Stored data entries
════════════════

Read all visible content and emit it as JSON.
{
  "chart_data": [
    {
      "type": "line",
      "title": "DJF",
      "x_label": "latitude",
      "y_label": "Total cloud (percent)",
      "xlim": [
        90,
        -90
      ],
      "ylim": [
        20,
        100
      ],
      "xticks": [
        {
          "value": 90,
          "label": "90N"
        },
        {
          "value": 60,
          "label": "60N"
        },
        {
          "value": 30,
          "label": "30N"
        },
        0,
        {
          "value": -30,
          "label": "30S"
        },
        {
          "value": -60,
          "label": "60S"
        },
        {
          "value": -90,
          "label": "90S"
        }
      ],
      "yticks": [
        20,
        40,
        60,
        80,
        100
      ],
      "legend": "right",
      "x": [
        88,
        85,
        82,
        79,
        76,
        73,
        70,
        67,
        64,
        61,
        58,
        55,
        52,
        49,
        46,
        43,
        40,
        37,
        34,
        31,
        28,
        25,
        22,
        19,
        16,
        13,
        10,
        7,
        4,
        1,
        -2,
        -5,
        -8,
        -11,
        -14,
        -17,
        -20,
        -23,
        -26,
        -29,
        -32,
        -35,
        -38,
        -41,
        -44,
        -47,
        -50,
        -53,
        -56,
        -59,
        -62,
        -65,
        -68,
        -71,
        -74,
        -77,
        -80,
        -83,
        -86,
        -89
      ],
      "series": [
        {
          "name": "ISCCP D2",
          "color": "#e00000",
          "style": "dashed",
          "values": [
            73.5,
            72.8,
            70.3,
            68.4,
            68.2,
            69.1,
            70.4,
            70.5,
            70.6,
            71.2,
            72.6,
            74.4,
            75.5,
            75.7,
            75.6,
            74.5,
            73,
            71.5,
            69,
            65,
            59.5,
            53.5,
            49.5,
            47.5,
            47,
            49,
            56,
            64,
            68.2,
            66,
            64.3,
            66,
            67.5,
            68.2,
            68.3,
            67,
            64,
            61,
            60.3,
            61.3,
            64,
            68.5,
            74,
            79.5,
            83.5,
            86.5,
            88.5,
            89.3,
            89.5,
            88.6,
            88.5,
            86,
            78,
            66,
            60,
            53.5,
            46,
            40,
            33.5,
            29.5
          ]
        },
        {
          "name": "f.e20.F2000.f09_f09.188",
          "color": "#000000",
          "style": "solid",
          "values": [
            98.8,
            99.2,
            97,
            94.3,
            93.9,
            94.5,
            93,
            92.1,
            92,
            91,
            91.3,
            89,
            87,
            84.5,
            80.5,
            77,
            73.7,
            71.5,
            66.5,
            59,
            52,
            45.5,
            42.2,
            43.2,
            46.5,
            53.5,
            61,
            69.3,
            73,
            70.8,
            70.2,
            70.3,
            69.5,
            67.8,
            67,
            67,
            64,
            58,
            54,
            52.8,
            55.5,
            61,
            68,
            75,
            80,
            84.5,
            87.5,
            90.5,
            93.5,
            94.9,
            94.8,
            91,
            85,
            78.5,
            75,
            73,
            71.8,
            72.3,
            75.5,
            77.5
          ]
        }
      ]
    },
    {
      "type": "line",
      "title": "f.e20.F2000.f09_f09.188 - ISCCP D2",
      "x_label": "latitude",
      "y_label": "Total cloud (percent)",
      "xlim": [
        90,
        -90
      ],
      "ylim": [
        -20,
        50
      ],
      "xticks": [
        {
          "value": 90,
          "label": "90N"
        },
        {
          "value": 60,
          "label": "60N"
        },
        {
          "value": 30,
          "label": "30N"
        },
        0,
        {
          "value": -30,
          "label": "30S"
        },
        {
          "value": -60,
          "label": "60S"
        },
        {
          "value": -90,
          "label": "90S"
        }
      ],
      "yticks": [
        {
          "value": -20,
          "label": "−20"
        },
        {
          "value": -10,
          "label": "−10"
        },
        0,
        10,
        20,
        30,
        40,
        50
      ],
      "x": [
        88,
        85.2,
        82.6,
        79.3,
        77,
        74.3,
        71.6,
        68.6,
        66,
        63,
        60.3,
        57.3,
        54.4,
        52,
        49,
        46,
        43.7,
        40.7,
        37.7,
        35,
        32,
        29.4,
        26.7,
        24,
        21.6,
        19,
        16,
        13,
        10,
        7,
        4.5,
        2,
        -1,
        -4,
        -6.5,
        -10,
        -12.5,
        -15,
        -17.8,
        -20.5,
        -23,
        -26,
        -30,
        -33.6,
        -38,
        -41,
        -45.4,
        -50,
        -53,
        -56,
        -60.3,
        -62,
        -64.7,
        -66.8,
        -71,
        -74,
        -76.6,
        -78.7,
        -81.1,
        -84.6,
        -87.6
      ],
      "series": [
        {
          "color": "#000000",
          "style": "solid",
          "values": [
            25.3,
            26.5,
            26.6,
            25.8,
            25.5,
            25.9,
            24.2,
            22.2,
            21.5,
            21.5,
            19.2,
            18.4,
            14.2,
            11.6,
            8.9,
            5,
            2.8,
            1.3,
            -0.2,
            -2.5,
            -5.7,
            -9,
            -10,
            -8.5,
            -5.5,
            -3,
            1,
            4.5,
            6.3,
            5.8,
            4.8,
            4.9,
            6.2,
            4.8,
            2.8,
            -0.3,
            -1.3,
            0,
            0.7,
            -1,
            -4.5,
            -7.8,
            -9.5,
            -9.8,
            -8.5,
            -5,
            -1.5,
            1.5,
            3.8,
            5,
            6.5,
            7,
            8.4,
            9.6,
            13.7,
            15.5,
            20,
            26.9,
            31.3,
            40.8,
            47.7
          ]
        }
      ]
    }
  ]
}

════════════════

• **WHAT THIS TASK INVOLVES**: Retype the records that precede this task, keeping them exactly the same.

• **TASK RESPONSE**:
Read all visible content and emit it as JSON.
{
  "chart_data": [
    {
      "type": "line",
      "title": "DJF",
      "x_label": "latitude",
      "y_label": "Total cloud (percent)",
      "xlim": [
        90,
        -90
      ],
      "ylim": [
        20,
        100
      ],
      "xticks": [
        {
          "value": 90,
          "label": "90N"
        },
        {
          "value": 60,
          "label": "60N"
        },
        {
          "value": 30,
          "label": "30N"
        },
        0,
        {
          "value": -30,
          "label": "30S"
        },
        {
          "value": -60,
          "label": "60S"
        },
        {
          "value": -90,
          "label": "90S"
        }
      ],
      "yticks": [
        20,
        40,
        60,
        80,
        100
      ],
      "legend": "right",
      "x": [
        88,
        85,
        82,
        79,
        76,
        73,
        70,
        67,
        64,
        61,
        58,
        55,
        52,
        49,
        46,
        43,
        40,
        37,
        34,
        31,
        28,
        25,
        22,
        19,
        16,
        13,
        10,
        7,
        4,
        1,
        -2,
        -5,
        -8,
        -11,
        -14,
        -17,
        -20,
        -23,
        -26,
        -29,
        -32,
        -35,
        -38,
        -41,
        -44,
        -47,
        -50,
        -53,
        -56,
        -59,
        -62,
        -65,
        -68,
        -71,
        -74,
        -77,
        -80,
        -83,
        -86,
        -89
      ],
      "series": [
        {
          "name": "ISCCP D2",
          "color": "#e00000",
          "style": "dashed",
          "values": [
            73.5,
            72.8,
            70.3,
            68.4,
            68.2,
            69.1,
            70.4,
            70.5,
            70.6,
            71.2,
            72.6,
            74.4,
            75.5,
            75.7,
            75.6,
            74.5,
            73,
            71.5,
            69,
            65,
            59.5,
            53.5,
            49.5,
            47.5,
            47,
            49,
            56,
            64,
            68.2,
            66,
            64.3,
            66,
            67.5,
            68.2,
            68.3,
            67,
            64,
            61,
            60.3,
            61.3,
            64,
            68.5,
            74,
            79.5,
            83.5,
            86.5,
            88.5,
            89.3,
            89.5,
            88.6,
            88.5,
            86,
            78,
            66,
            60,
            53.5,
            46,
            40,
            33.5,
            29.5
          ]
        },
        {
          "name": "f.e20.F2000.f09_f09.188",
          "color": "#000000",
          "style": "solid",
          "values": [
            98.8,
            99.2,
            97,
            94.3,
            93.9,
            94.5,
            93,
            92.1,
            92,
            91,
            91.3,
            89,
            87,
            84.5,
            80.5,
            77,
            73.7,
            71.5,
            66.5,
            59,
            52,
            45.5,
            42.2,
            43.2,
            46.5,
            53.5,
            61,
            69.3,
            73,
            70.8,
            70.2,
            70.3,
            69.5,
            67.8,
            67,
            67,
            64,
            58,
            54,
            52.8,
            55.5,
            61,
            68,
            75,
            80,
            84.5,
            87.5,
            90.5,
            93.5,
            94.9,
            94.8,
            91,
            85,
            78.5,
            75,
            73,
            71.8,
            72.3,
            75.5,
            77.5
          ]
        }
      ]
    },
    {
      "type": "line",
      "title": "f.e20.F2000.f09_f09.188 - ISCCP D2",
      "x_label": "latitude",
      "y_label": "Total cloud (percent)",
      "xlim": [
        90,
        -90
      ],
      "ylim": [
        -20,
        50
      ],
      "xticks": [
        {
          "value": 90,
          "label": "90N"
        },
        {
          "value": 60,
          "label": "60N"
        },
        {
          "value": 30,
          "label": "30N"
        },
        0,
        {
          "value": -30,
          "label": "30S"
        },
        {
          "value": -60,
          "label": "60S"
        },
        {
          "value": -90,
          "label": "90S"
        }
      ],
      "yticks": [
        {
          "value": -20,
          "label": "−20"
        },
        {
          "value": -10,
          "label": "−10"
        },
        0,
        10,
        20,
        30,
        40,
        50
      ],
      "x": [
        88,
        85.2,
        82.6,
        79.3,
        77,
        74.3,
        71.6,
        68.6,
        66,
        63,
        60.3,
        57.3,
        54.4,
        52,
        49,
        46,
        43.7,
        40.7,
        37.7,
        35,
        32,
        29.4,
        26.7,
        24,
        21.6,
        19,
        16,
        13,
        10,
        7,
        4.5,
        2,
        -1,
        -4,
        -6.5,
        -10,
        -12.5,
        -15,
        -17.8,
        -20.5,
        -23,
        -26,
        -30,
        -33.6,
        -38,
        -41,
        -45.4,
        -50,
        -53,
        -56,
        -60.3,
        -62,
        -64.7,
        -66.8,
        -71,
        -74,
        -76.6,
        -78.7,
        -81.1,
        -84.6,
        -87.6
      ],
      "series": [
        {
          "color": "#000000",
          "style": "solid",
          "values": [
            25.3,
            26.5,
            26.6,
            25.8,
            25.5,
            25.9,
            24.2,
            22.2,
            21.5,
            21.5,
            19.2,
            18.4,
            14.2,
            11.6,
            8.9,
            5,
            2.8,
            1.3,
            -0.2,
            -2.5,
            -5.7,
            -9,
            -10,
            -8.5,
            -5.5,
            -3,
            1,
            4.5,
            6.3,
            5.8,
            4.8,
            4.9,
            6.2,
            4.8,
            2.8,
            -0.3,
            -1.3,
            0,
            0.7,
            -1,
            -4.5,
            -7.8,
            -9.5,
            -9.8,
            -8.5,
            -5,
            -1.5,
            1.5,
            3.8,
            5,
            6.5,
            7,
            8.4,
            9.6,
            13.7,
            15.5,
            20,
            26.9,
            31.3,
            40.8,
            47.7
          ]
        }
      ]
    }
  ]
}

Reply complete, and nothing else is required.